■ Given request ■
With the images removed, repeat the data below exactly.

[Dataset excerpt]
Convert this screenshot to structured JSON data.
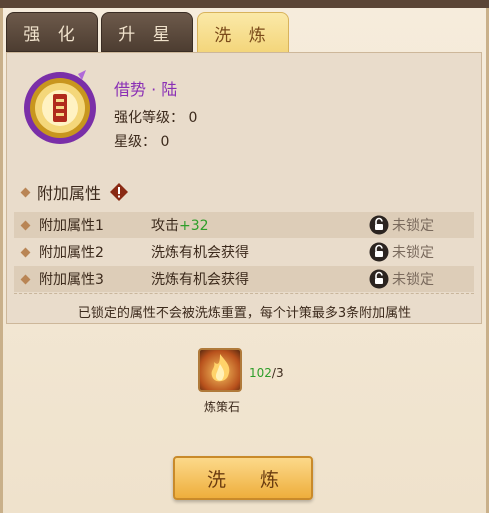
{
  "tabs": [
    {
      "label": "强 化",
      "active": false
    },
    {
      "label": "升 星",
      "active": false
    },
    {
      "label": "洗 炼",
      "active": true
    }
  ],
  "skill": {
    "name": "借势 · 陆",
    "enhance_level": "强化等级： 0",
    "star_level": "星级： 0",
    "emblem_icon": "scroll-seal-icon"
  },
  "attributes": {
    "title": "附加属性",
    "rows": [
      {
        "name": "附加属性1",
        "value_prefix": "攻击",
        "value_bonus": "+32",
        "lock_label": "未锁定"
      },
      {
        "name": "附加属性2",
        "value_prefix": "洗炼有机会获得",
        "value_bonus": "",
        "lock_label": "未锁定"
      },
      {
        "name": "附加属性3",
        "value_prefix": "洗炼有机会获得",
        "value_bonus": "",
        "lock_label": "未锁定"
      }
    ],
    "note": "已锁定的属性不会被洗炼重置，每个计策最多3条附加属性"
  },
  "material": {
    "name": "炼策石",
    "have": "102",
    "need": "/3",
    "icon": "flame-stone-icon"
  },
  "action": {
    "label": "洗 炼"
  },
  "colors": {
    "accent_purple": "#8a2fb5",
    "bonus_green": "#2e9e2a",
    "tab_active": "#f3d57a"
  }
}
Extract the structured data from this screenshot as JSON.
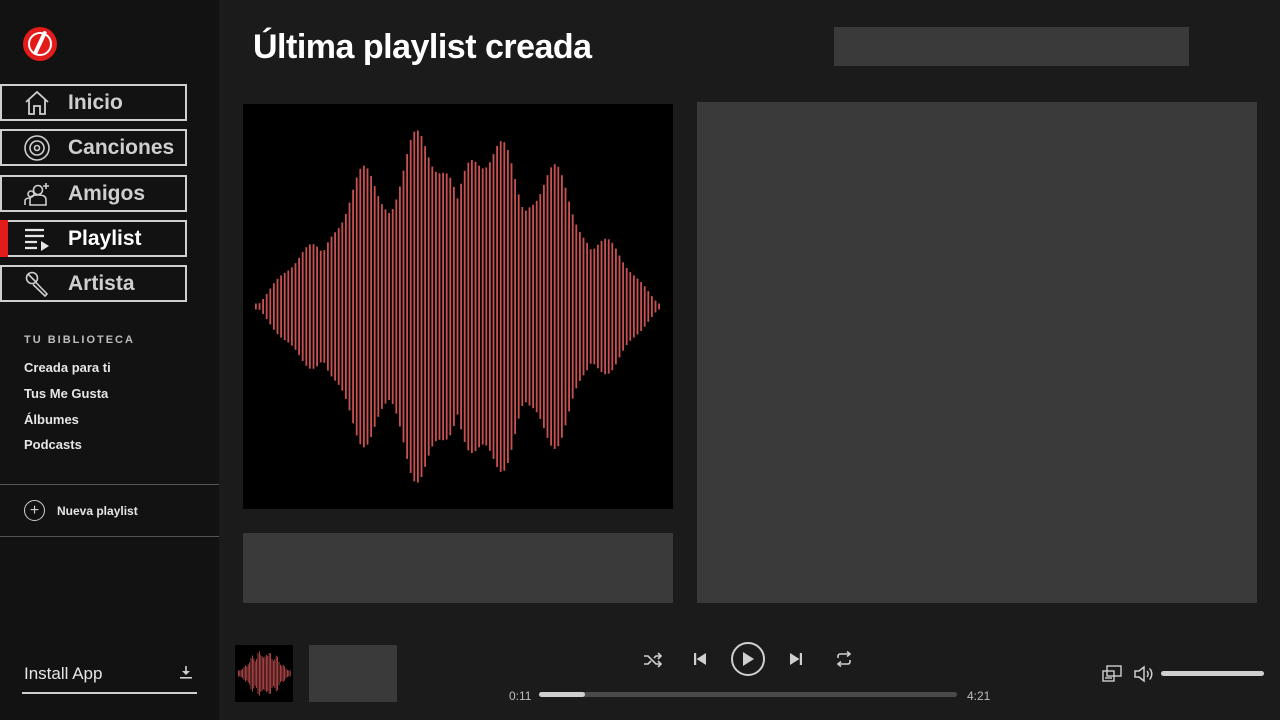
{
  "app": {
    "brand_color": "#e31b1b",
    "background": "#1b1b1b",
    "sidebar_bg": "#121212",
    "panel_color": "#3a3a3a"
  },
  "sidebar": {
    "logo_icon": "vinyl-logo-icon",
    "nav": [
      {
        "label": "Inicio",
        "icon": "home-icon",
        "active": false
      },
      {
        "label": "Canciones",
        "icon": "disc-icon",
        "active": false
      },
      {
        "label": "Amigos",
        "icon": "add-friend-icon",
        "active": false
      },
      {
        "label": "Playlist",
        "icon": "playlist-icon",
        "active": true
      },
      {
        "label": "Artista",
        "icon": "microphone-icon",
        "active": false
      }
    ],
    "library": {
      "title": "TU BIBLIOTECA",
      "items": [
        "Creada para ti",
        "Tus Me Gusta",
        "Álbumes",
        "Podcasts"
      ]
    },
    "new_playlist_label": "Nueva playlist",
    "install_label": "Install App"
  },
  "main": {
    "title": "Última playlist creada",
    "search": {
      "value": "",
      "placeholder": ""
    }
  },
  "player": {
    "elapsed": "0:11",
    "duration": "4:21",
    "progress_fraction": 0.11,
    "volume_fraction": 1.0,
    "controls": [
      "shuffle-icon",
      "previous-icon",
      "play-icon",
      "next-icon",
      "repeat-icon"
    ],
    "right_icons": [
      "devices-icon",
      "volume-icon"
    ]
  }
}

■ Expected answer ■
Convert this screenshot to structured JSON data.
{
  "tabs": [
    {
      "label": "强 化",
      "active": false
    },
    {
      "label": "升 星",
      "active": false
    },
    {
      "label": "洗 炼",
      "active": true
    }
  ],
  "skill": {
    "name": "借势 · 陆",
    "enhance_level": "强化等级： 0",
    "star_level": "星级： 0",
    "emblem_icon": "scroll-seal-icon"
  },
  "attributes": {
    "title": "附加属性",
    "rows": [
      {
        "name": "附加属性1",
        "value_prefix": "攻击",
        "value_bonus": "+32",
        "lock_label": "未锁定"
      },
      {
        "name": "附加属性2",
        "value_prefix": "洗炼有机会获得",
        "value_bonus": "",
        "lock_label": "未锁定"
      },
      {
        "name": "附加属性3",
        "value_prefix": "洗炼有机会获得",
        "value_bonus": "",
        "lock_label": "未锁定"
      }
    ],
    "note": "已锁定的属性不会被洗炼重置，每个计策最多3条附加属性"
  },
  "material": {
    "name": "炼策石",
    "have": "102",
    "need": "/3",
    "icon": "flame-stone-icon"
  },
  "action": {
    "label": "洗 炼"
  },
  "colors": {
    "accent_purple": "#8a2fb5",
    "bonus_green": "#2e9e2a",
    "tab_active": "#f3d57a"
  }
}
Extract the structured data from this screenshot as JSON.
{
  "app": {
    "brand_color": "#e31b1b",
    "background": "#1b1b1b",
    "sidebar_bg": "#121212",
    "panel_color": "#3a3a3a"
  },
  "sidebar": {
    "logo_icon": "vinyl-logo-icon",
    "nav": [
      {
        "label": "Inicio",
        "icon": "home-icon",
        "active": false
      },
      {
        "label": "Canciones",
        "icon": "disc-icon",
        "active": false
      },
      {
        "label": "Amigos",
        "icon": "add-friend-icon",
        "active": false
      },
      {
        "label": "Playlist",
        "icon": "playlist-icon",
        "active": true
      },
      {
        "label": "Artista",
        "icon": "microphone-icon",
        "active": false
      }
    ],
    "library": {
      "title": "TU BIBLIOTECA",
      "items": [
        "Creada para ti",
        "Tus Me Gusta",
        "Álbumes",
        "Podcasts"
      ]
    },
    "new_playlist_label": "Nueva playlist",
    "install_label": "Install App"
  },
  "main": {
    "title": "Última playlist creada",
    "search": {
      "value": "",
      "placeholder": ""
    }
  },
  "player": {
    "elapsed": "0:11",
    "duration": "4:21",
    "progress_fraction": 0.11,
    "volume_fraction": 1.0,
    "controls": [
      "shuffle-icon",
      "previous-icon",
      "play-icon",
      "next-icon",
      "repeat-icon"
    ],
    "right_icons": [
      "devices-icon",
      "volume-icon"
    ]
  }
}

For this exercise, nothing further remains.